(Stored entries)
● ● ●

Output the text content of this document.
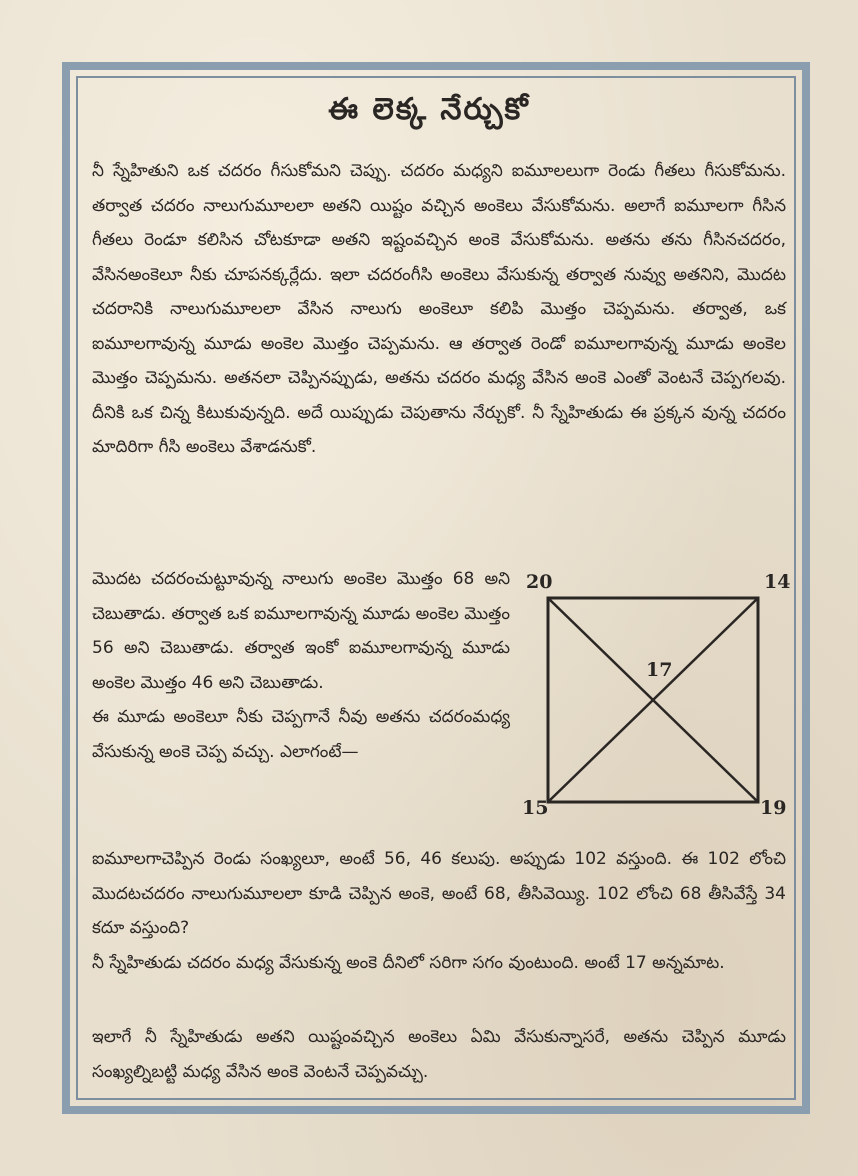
ఈ లెక్క నేర్చుకో

నీ స్నేహితుని ఒక చదరం గీసుకోమని చెప్పు. చదరం మధ్యని ఐమూలలుగా రెండు గీతలు గీసుకోమను. తర్వాత చదరం నాలుగుమూలలా అతని యిష్టం వచ్చిన అంకెలు వేసుకోమను. అలాగే ఐమూలగా గీసిన గీతలు రెండూ కలిసిన చోటకూడా అతని ఇష్టంవచ్చిన అంకె వేసుకోమను. అతను తను గీసినచదరం, వేసినఅంకెలూ నీకు చూపనక్కర్లేదు. ఇలా చదరంగీసి అంకెలు వేసుకున్న తర్వాత నువ్వు అతనిని, మొదట చదరానికి నాలుగుమూలలా వేసిన నాలుగు అంకెలూ కలిపి మొత్తం చెప్పమను. తర్వాత, ఒక ఐమూలగావున్న మూడు అంకెల మొత్తం చెప్పమను. ఆ తర్వాత రెండో ఐమూలగావున్న మూడు అంకెల మొత్తం చెప్పమను. అతనలా చెప్పినప్పుడు, అతను చదరం మధ్య వేసిన అంకె ఎంతో వెంటనే చెప్పగలవు. దీనికి ఒక చిన్న కిటుకువున్నది. అదే యిప్పుడు చెపుతాను నేర్చుకో. నీ స్నేహితుడు ఈ ప్రక్కన వున్న చదరం మాదిరిగా గీసి అంకెలు వేశాడనుకో.

మొదట చదరంచుట్టూవున్న నాలుగు అంకెల మొత్తం 68 అని చెబుతాడు. తర్వాత ఒక ఐమూలగావున్న మూడు అంకెల మొత్తం 56 అని చెబుతాడు. తర్వాత ఇంకో ఐమూలగావున్న మూడు అంకెల మొత్తం 46 అని చెబుతాడు.

ఈ మూడు అంకెలూ నీకు చెప్పగానే నీవు అతను చదరంమధ్య వేసుకున్న అంకె చెప్ప వచ్చు. ఎలాగంటే—

20	14
15	19
17

ఐమూలగాచెప్పిన రెండు సంఖ్యలూ, అంటే 56, 46 కలుపు. అప్పుడు 102 వస్తుంది. ఈ 102 లోంచి మొదటచదరం నాలుగుమూలలా కూడి చెప్పిన అంకె, అంటే 68, తీసివెయ్యి. 102 లోంచి 68 తీసివేస్తే 34 కదూ వస్తుంది?

నీ స్నేహితుడు చదరం మధ్య వేసుకున్న అంకె దీనిలో సరిగా సగం వుంటుంది. అంటే 17 అన్నమాట.

ఇలాగే నీ స్నేహితుడు అతని యిష్టంవచ్చిన అంకెలు ఏమి వేసుకున్నాసరే, అతను చెప్పిన మూడు సంఖ్యల్నిబట్టి మధ్య వేసిన అంకె వెంటనే చెప్పవచ్చు.
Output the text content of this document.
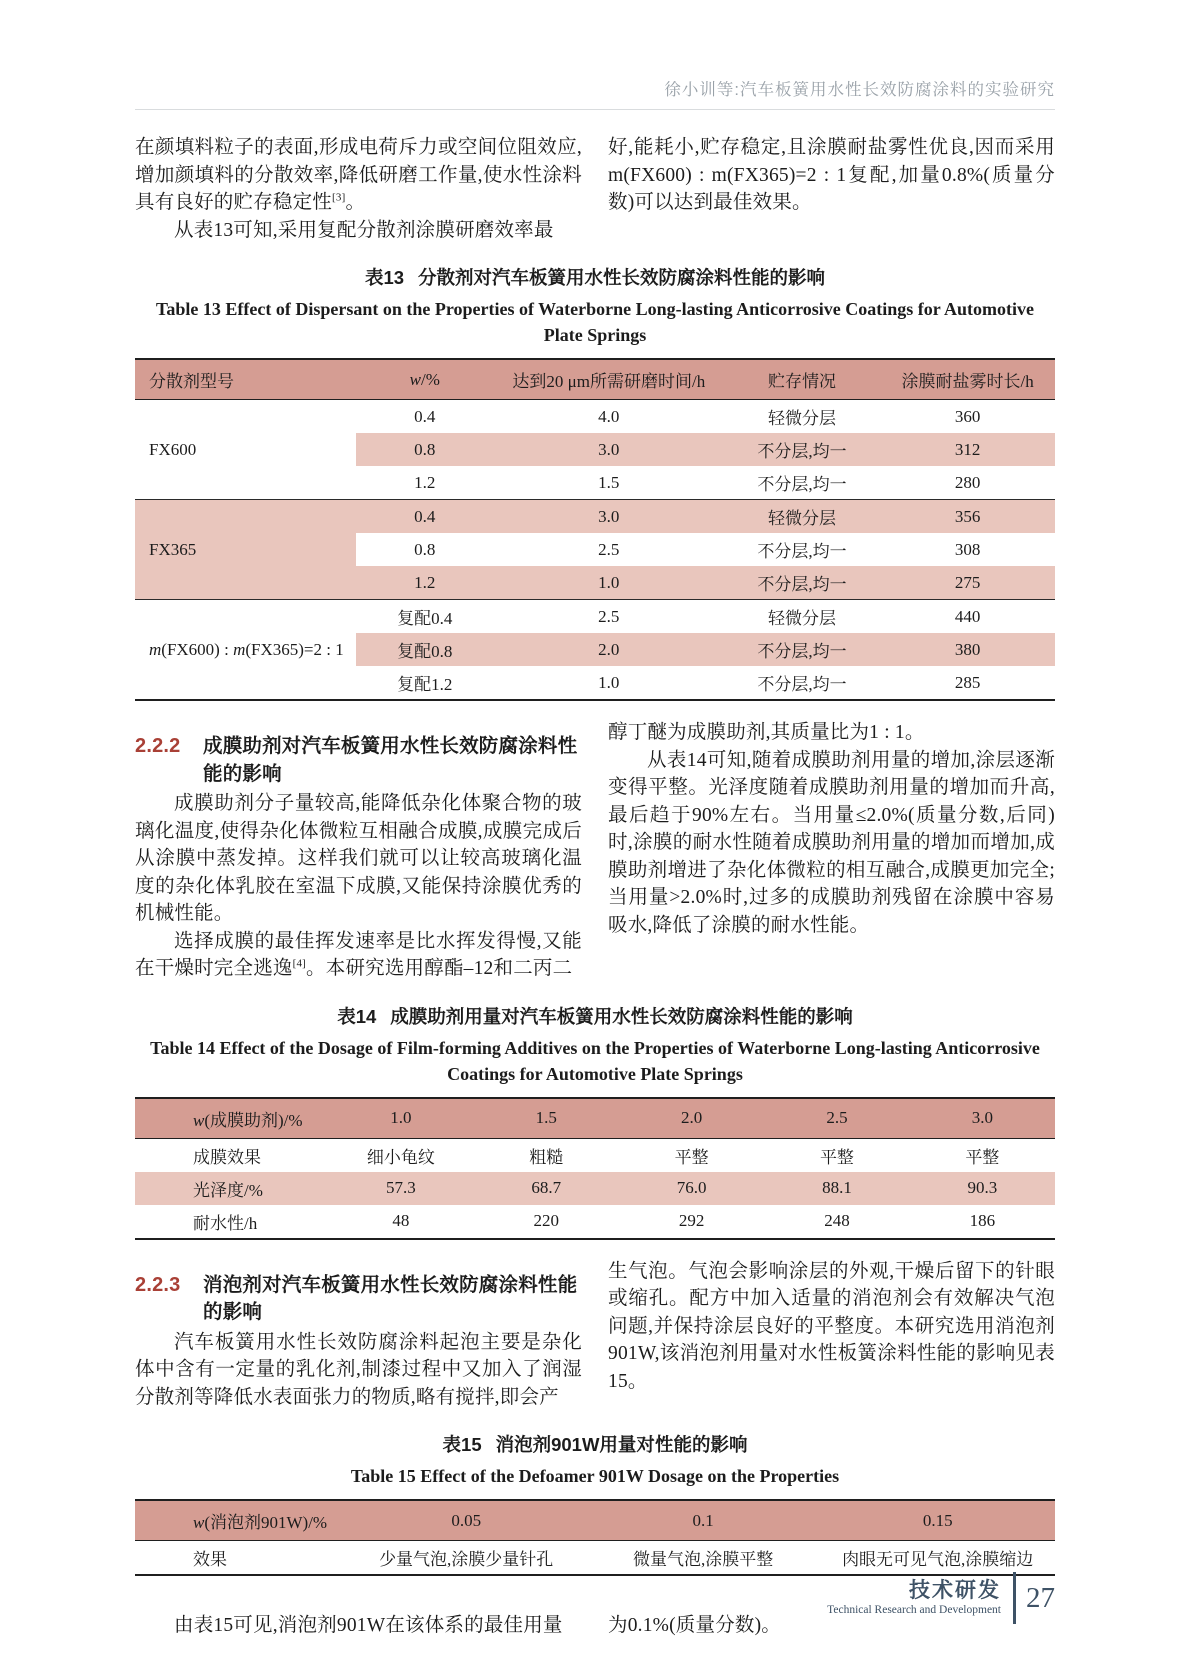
徐小训等:汽车板簧用水性长效防腐涂料的实验研究

在颜填料粒子的表面,形成电荷斥力或空间位阻效应,增加颜填料的分散效率,降低研磨工作量,使水性涂料具有良好的贮存稳定性[3]。

从表13可知,采用复配分散剂涂膜研磨效率最

好,能耗小,贮存稳定,且涂膜耐盐雾性优良,因而采用m(FX600) : m(FX365)=2 : 1复配,加量0.8%(质量分数)可以达到最佳效果。

表13 分散剂对汽车板簧用水性长效防腐涂料性能的影响

Table 13 Effect of Dispersant on the Properties of Waterborne Long-lasting Anticorrosive Coatings for Automotive Plate Springs

分散剂型号	w/%	达到20 μm所需研磨时间/h	贮存情况	涂膜耐盐雾时长/h
FX600	0.4	4.0	轻微分层	360
	0.8	3.0	不分层,均一	312
	1.2	1.5	不分层,均一	280
FX365	0.4	3.0	轻微分层	356
	0.8	2.5	不分层,均一	308
	1.2	1.0	不分层,均一	275
m(FX600) : m(FX365)=2 : 1	复配0.4	2.5	轻微分层	440
	复配0.8	2.0	不分层,均一	380
	复配1.2	1.0	不分层,均一	285
2.2.2 成膜助剂对汽车板簧用水性长效防腐涂料性能的影响

成膜助剂分子量较高,能降低杂化体聚合物的玻璃化温度,使得杂化体微粒互相融合成膜,成膜完成后从涂膜中蒸发掉。这样我们就可以让较高玻璃化温度的杂化体乳胶在室温下成膜,又能保持涂膜优秀的机械性能。

选择成膜的最佳挥发速率是比水挥发得慢,又能在干燥时完全逃逸[4]。本研究选用醇酯–12和二丙二

醇丁醚为成膜助剂,其质量比为1 : 1。

从表14可知,随着成膜助剂用量的增加,涂层逐渐变得平整。光泽度随着成膜助剂用量的增加而升高,最后趋于90%左右。当用量≤2.0%(质量分数,后同)时,涂膜的耐水性随着成膜助剂用量的增加而增加,成膜助剂增进了杂化体微粒的相互融合,成膜更加完全;当用量>2.0%时,过多的成膜助剂残留在涂膜中容易吸水,降低了涂膜的耐水性能。

表14 成膜助剂用量对汽车板簧用水性长效防腐涂料性能的影响

Table 14 Effect of the Dosage of Film-forming Additives on the Properties of Waterborne Long-lasting Anticorrosive Coatings for Automotive Plate Springs

w(成膜助剂)/%	1.0	1.5	2.0	2.5	3.0
成膜效果	细小龟纹	粗糙	平整	平整	平整
光泽度/%	57.3	68.7	76.0	88.1	90.3
耐水性/h	48	220	292	248	186
2.2.3 消泡剂对汽车板簧用水性长效防腐涂料性能的影响

汽车板簧用水性长效防腐涂料起泡主要是杂化体中含有一定量的乳化剂,制漆过程中又加入了润湿分散剂等降低水表面张力的物质,略有搅拌,即会产

生气泡。气泡会影响涂层的外观,干燥后留下的针眼或缩孔。配方中加入适量的消泡剂会有效解决气泡问题,并保持涂层良好的平整度。本研究选用消泡剂901W,该消泡剂用量对水性板簧涂料性能的影响见表15。

表15 消泡剂901W用量对性能的影响

Table 15 Effect of the Defoamer 901W Dosage on the Properties

w(消泡剂901W)/%	0.05	0.1	0.15
效果	少量气泡,涂膜少量针孔	微量气泡,涂膜平整	肉眼无可见气泡,涂膜缩边

由表15可见,消泡剂901W在该体系的最佳用量	为0.1%(质量分数)。

技术研发
Technical Research and Development 27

● ● ●

Exercise objective =
The material above holds pictures; copy everything else in it exactly.

Reply to the exercise =
Output the text content of this document.
ఈ లెక్క నేర్చుకో

నీ స్నేహితుని ఒక చదరం గీసుకోమని చెప్పు. చదరం మధ్యని ఐమూలలుగా రెండు గీతలు గీసుకోమను. తర్వాత చదరం నాలుగుమూలలా అతని యిష్టం వచ్చిన అంకెలు వేసుకోమను. అలాగే ఐమూలగా గీసిన గీతలు రెండూ కలిసిన చోటకూడా అతని ఇష్టంవచ్చిన అంకె వేసుకోమను. అతను తను గీసినచదరం, వేసినఅంకెలూ నీకు చూపనక్కర్లేదు. ఇలా చదరంగీసి అంకెలు వేసుకున్న తర్వాత నువ్వు అతనిని, మొదట చదరానికి నాలుగుమూలలా వేసిన నాలుగు అంకెలూ కలిపి మొత్తం చెప్పమను. తర్వాత, ఒక ఐమూలగావున్న మూడు అంకెల మొత్తం చెప్పమను. ఆ తర్వాత రెండో ఐమూలగావున్న మూడు అంకెల మొత్తం చెప్పమను. అతనలా చెప్పినప్పుడు, అతను చదరం మధ్య వేసిన అంకె ఎంతో వెంటనే చెప్పగలవు. దీనికి ఒక చిన్న కిటుకువున్నది. అదే యిప్పుడు చెపుతాను నేర్చుకో. నీ స్నేహితుడు ఈ ప్రక్కన వున్న చదరం మాదిరిగా గీసి అంకెలు వేశాడనుకో.

మొదట చదరంచుట్టూవున్న నాలుగు అంకెల మొత్తం 68 అని చెబుతాడు. తర్వాత ఒక ఐమూలగావున్న మూడు అంకెల మొత్తం 56 అని చెబుతాడు. తర్వాత ఇంకో ఐమూలగావున్న మూడు అంకెల మొత్తం 46 అని చెబుతాడు.

ఈ మూడు అంకెలూ నీకు చెప్పగానే నీవు అతను చదరంమధ్య వేసుకున్న అంకె చెప్ప వచ్చు. ఎలాగంటే—

20	14
15	19
17

ఐమూలగాచెప్పిన రెండు సంఖ్యలూ, అంటే 56, 46 కలుపు. అప్పుడు 102 వస్తుంది. ఈ 102 లోంచి మొదటచదరం నాలుగుమూలలా కూడి చెప్పిన అంకె, అంటే 68, తీసివెయ్యి. 102 లోంచి 68 తీసివేస్తే 34 కదూ వస్తుంది?

నీ స్నేహితుడు చదరం మధ్య వేసుకున్న అంకె దీనిలో సరిగా సగం వుంటుంది. అంటే 17 అన్నమాట.

ఇలాగే నీ స్నేహితుడు అతని యిష్టంవచ్చిన అంకెలు ఏమి వేసుకున్నాసరే, అతను చెప్పిన మూడు సంఖ్యల్నిబట్టి మధ్య వేసిన అంకె వెంటనే చెప్పవచ్చు.
Output the text content of this document.
徐小训等:汽车板簧用水性长效防腐涂料的实验研究

在颜填料粒子的表面,形成电荷斥力或空间位阻效应,增加颜填料的分散效率,降低研磨工作量,使水性涂料具有良好的贮存稳定性[3]。

从表13可知,采用复配分散剂涂膜研磨效率最

好,能耗小,贮存稳定,且涂膜耐盐雾性优良,因而采用m(FX600) : m(FX365)=2 : 1复配,加量0.8%(质量分数)可以达到最佳效果。

表13 分散剂对汽车板簧用水性长效防腐涂料性能的影响

Table 13 Effect of Dispersant on the Properties of Waterborne Long-lasting Anticorrosive Coatings for Automotive Plate Springs

分散剂型号	w/%	达到20 μm所需研磨时间/h	贮存情况	涂膜耐盐雾时长/h
FX600	0.4	4.0	轻微分层	360
	0.8	3.0	不分层,均一	312
	1.2	1.5	不分层,均一	280
FX365	0.4	3.0	轻微分层	356
	0.8	2.5	不分层,均一	308
	1.2	1.0	不分层,均一	275
m(FX600) : m(FX365)=2 : 1	复配0.4	2.5	轻微分层	440
	复配0.8	2.0	不分层,均一	380
	复配1.2	1.0	不分层,均一	285
2.2.2 成膜助剂对汽车板簧用水性长效防腐涂料性能的影响

成膜助剂分子量较高,能降低杂化体聚合物的玻璃化温度,使得杂化体微粒互相融合成膜,成膜完成后从涂膜中蒸发掉。这样我们就可以让较高玻璃化温度的杂化体乳胶在室温下成膜,又能保持涂膜优秀的机械性能。

选择成膜的最佳挥发速率是比水挥发得慢,又能在干燥时完全逃逸[4]。本研究选用醇酯–12和二丙二

醇丁醚为成膜助剂,其质量比为1 : 1。

从表14可知,随着成膜助剂用量的增加,涂层逐渐变得平整。光泽度随着成膜助剂用量的增加而升高,最后趋于90%左右。当用量≤2.0%(质量分数,后同)时,涂膜的耐水性随着成膜助剂用量的增加而增加,成膜助剂增进了杂化体微粒的相互融合,成膜更加完全;当用量>2.0%时,过多的成膜助剂残留在涂膜中容易吸水,降低了涂膜的耐水性能。

表14 成膜助剂用量对汽车板簧用水性长效防腐涂料性能的影响

Table 14 Effect of the Dosage of Film-forming Additives on the Properties of Waterborne Long-lasting Anticorrosive Coatings for Automotive Plate Springs

w(成膜助剂)/%	1.0	1.5	2.0	2.5	3.0
成膜效果	细小龟纹	粗糙	平整	平整	平整
光泽度/%	57.3	68.7	76.0	88.1	90.3
耐水性/h	48	220	292	248	186
2.2.3 消泡剂对汽车板簧用水性长效防腐涂料性能的影响

汽车板簧用水性长效防腐涂料起泡主要是杂化体中含有一定量的乳化剂,制漆过程中又加入了润湿分散剂等降低水表面张力的物质,略有搅拌,即会产

生气泡。气泡会影响涂层的外观,干燥后留下的针眼或缩孔。配方中加入适量的消泡剂会有效解决气泡问题,并保持涂层良好的平整度。本研究选用消泡剂901W,该消泡剂用量对水性板簧涂料性能的影响见表15。

表15 消泡剂901W用量对性能的影响

Table 15 Effect of the Defoamer 901W Dosage on the Properties

w(消泡剂901W)/%	0.05	0.1	0.15
效果	少量气泡,涂膜少量针孔	微量气泡,涂膜平整	肉眼无可见气泡,涂膜缩边

由表15可见,消泡剂901W在该体系的最佳用量	为0.1%(质量分数)。

技术研发
Technical Research and Development 27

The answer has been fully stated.